**Challenge**
Count how many lines hold the word "fraction" and give that number as the whole answer.

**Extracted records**
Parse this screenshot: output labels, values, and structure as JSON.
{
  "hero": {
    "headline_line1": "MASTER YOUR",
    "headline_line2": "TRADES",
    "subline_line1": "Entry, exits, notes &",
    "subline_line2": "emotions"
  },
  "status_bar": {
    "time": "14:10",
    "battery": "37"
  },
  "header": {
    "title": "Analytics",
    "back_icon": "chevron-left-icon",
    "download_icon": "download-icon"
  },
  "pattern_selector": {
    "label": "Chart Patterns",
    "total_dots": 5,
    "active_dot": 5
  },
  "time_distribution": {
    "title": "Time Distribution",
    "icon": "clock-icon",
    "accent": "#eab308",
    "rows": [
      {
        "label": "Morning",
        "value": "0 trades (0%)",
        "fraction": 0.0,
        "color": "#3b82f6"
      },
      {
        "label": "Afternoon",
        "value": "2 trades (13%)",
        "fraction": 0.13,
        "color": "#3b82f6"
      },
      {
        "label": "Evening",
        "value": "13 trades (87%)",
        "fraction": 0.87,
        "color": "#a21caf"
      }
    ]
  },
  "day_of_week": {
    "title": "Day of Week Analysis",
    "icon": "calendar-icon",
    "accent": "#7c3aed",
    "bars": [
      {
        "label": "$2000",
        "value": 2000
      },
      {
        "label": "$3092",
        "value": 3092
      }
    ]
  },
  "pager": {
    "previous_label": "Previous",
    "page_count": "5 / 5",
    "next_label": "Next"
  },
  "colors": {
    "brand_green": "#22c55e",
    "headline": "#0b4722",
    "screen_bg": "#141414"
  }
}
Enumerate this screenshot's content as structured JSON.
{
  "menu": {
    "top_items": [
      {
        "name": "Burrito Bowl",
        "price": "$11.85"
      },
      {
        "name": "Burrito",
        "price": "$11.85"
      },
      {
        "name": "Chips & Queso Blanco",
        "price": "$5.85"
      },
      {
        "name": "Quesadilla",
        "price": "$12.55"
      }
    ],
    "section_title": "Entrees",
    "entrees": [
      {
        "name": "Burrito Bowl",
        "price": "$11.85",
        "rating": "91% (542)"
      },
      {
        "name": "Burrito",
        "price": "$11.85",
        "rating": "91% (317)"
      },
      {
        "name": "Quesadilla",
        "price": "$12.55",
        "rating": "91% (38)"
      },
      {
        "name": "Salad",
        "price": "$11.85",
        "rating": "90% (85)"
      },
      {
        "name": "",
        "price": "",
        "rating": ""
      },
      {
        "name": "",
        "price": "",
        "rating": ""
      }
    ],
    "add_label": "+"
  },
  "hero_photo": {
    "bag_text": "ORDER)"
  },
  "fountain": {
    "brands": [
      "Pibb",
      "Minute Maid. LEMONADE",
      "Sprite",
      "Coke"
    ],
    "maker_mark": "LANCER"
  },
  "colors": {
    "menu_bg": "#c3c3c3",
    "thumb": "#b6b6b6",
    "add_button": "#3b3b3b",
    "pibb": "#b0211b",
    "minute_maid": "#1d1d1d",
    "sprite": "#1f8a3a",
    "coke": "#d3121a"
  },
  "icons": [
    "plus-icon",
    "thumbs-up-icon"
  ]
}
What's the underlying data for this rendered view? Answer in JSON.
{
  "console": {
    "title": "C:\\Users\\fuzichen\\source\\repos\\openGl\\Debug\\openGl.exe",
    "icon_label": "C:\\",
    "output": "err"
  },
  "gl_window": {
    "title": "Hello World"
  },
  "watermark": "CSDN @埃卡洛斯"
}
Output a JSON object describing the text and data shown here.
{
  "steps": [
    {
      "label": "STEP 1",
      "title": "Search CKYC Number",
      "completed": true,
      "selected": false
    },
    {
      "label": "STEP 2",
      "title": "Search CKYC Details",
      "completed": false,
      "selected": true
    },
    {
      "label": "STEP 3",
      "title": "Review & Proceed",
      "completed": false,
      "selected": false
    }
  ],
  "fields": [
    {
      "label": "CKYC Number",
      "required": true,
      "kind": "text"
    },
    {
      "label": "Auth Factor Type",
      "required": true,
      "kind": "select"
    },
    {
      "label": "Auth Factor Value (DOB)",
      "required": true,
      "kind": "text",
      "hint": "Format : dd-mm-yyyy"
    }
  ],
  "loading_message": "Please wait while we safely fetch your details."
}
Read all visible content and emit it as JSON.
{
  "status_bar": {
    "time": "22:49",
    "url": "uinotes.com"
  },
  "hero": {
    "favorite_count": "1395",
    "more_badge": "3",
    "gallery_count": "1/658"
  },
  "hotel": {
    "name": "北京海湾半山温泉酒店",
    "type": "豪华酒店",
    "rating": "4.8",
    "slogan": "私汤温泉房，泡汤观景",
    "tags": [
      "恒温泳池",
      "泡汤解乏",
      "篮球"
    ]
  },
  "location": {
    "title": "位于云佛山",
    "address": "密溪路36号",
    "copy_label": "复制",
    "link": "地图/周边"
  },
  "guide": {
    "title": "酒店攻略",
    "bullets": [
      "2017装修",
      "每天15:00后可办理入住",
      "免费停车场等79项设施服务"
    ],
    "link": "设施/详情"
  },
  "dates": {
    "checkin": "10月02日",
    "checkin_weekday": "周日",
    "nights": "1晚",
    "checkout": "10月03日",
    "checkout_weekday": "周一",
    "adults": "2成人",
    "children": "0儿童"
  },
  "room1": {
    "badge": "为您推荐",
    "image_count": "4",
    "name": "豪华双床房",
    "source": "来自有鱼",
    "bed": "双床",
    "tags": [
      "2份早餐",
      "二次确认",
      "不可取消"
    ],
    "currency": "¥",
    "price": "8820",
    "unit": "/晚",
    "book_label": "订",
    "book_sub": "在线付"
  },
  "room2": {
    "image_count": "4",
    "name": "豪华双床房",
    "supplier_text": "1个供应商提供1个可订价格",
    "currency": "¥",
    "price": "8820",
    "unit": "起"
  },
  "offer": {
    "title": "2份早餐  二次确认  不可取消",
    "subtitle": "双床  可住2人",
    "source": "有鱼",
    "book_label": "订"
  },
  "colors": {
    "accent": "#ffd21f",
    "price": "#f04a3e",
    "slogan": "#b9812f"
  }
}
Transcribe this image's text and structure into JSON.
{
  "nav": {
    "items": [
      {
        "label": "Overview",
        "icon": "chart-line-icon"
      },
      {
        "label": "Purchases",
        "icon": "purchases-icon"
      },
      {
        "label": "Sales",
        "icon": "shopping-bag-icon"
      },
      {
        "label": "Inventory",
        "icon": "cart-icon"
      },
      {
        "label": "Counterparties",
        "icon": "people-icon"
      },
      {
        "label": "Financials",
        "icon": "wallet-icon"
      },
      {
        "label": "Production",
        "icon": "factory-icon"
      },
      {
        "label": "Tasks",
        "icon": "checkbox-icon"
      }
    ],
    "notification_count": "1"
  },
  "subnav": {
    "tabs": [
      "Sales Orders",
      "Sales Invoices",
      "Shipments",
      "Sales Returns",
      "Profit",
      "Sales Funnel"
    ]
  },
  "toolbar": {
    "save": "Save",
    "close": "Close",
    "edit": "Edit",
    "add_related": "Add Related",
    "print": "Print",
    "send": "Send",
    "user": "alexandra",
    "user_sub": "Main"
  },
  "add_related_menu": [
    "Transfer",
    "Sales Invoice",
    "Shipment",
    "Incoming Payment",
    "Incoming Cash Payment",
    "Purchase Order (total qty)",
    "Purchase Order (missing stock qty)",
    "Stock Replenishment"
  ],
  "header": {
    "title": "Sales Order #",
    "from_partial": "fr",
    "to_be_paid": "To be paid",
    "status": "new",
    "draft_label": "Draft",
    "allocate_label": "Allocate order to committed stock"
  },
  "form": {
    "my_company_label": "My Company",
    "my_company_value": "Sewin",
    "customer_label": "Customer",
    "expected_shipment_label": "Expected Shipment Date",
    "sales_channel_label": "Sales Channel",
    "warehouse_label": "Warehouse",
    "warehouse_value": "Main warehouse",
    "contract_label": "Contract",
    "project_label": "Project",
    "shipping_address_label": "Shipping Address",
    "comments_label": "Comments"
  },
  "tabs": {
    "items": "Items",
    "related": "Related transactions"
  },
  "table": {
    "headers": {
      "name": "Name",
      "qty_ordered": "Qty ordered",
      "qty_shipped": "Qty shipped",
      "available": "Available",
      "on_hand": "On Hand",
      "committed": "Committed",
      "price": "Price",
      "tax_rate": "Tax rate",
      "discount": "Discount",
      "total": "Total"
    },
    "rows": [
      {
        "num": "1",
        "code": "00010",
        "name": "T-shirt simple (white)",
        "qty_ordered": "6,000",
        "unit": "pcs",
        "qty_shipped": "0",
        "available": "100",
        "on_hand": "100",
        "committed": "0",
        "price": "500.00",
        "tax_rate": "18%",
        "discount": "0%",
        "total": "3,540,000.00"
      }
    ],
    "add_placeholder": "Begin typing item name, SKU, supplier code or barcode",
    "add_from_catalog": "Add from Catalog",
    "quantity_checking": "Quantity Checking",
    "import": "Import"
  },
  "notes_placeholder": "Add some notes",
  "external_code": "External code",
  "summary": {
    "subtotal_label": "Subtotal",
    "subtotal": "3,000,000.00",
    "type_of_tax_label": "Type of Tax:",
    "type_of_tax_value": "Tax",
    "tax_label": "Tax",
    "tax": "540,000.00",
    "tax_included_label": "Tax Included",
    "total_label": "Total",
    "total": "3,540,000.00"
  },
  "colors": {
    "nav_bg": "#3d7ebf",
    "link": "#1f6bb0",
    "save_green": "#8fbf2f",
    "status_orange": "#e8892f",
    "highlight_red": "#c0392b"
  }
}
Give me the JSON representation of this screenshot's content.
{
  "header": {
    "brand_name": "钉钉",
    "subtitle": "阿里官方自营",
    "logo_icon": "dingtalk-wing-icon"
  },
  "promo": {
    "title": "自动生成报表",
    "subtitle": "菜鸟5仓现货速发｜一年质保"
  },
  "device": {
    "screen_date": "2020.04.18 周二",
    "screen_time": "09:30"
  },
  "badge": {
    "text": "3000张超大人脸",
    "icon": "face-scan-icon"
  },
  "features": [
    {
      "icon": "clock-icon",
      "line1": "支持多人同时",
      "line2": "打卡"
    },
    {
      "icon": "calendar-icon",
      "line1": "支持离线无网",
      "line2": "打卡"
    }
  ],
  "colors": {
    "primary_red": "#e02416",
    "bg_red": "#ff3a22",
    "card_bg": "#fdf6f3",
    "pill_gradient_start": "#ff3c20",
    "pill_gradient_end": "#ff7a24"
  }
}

**The reply**
3